> **What to work on**: Scan the material and copy every line in which "right" appears.

──────────────────────────────

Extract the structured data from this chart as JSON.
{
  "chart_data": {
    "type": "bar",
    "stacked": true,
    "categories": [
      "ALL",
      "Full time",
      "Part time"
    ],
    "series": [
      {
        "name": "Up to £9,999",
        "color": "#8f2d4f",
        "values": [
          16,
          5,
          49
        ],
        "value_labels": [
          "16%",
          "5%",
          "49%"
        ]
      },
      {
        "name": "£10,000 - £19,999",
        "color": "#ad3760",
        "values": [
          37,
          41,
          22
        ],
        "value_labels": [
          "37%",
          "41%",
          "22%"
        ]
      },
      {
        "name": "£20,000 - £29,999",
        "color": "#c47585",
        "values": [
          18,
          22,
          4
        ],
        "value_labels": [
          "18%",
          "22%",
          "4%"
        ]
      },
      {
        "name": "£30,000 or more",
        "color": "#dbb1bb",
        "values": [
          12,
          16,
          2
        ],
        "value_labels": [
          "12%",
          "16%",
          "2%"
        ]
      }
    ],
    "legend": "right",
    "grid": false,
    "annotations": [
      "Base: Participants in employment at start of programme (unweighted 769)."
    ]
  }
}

──────────────────────────────

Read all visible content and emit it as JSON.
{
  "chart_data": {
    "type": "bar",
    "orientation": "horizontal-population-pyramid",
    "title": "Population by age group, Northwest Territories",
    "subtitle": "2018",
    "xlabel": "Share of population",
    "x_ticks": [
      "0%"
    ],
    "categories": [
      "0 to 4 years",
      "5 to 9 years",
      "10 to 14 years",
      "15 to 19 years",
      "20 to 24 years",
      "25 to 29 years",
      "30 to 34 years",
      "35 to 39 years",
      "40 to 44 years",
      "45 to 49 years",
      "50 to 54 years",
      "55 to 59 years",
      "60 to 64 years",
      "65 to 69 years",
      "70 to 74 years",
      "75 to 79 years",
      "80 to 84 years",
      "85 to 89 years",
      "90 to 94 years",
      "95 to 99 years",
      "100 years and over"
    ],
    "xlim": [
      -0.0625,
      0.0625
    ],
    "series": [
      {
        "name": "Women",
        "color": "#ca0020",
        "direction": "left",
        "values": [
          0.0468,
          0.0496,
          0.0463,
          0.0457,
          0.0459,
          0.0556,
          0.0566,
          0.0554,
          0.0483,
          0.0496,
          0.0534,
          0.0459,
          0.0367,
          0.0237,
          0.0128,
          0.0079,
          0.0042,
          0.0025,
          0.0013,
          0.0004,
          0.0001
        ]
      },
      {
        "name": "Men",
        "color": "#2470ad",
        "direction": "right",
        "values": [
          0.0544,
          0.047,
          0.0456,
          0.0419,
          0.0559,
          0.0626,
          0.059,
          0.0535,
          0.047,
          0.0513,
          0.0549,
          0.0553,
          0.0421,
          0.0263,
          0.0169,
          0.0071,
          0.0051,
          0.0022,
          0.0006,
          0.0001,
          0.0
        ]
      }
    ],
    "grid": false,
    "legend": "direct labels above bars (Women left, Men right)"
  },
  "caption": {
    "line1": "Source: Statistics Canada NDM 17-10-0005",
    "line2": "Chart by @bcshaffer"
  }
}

──────────────────────────────

> **The completed task**:
    "legend": "right",
        "direction": "right",
    "legend": "direct labels above bars (Women left, Men right)"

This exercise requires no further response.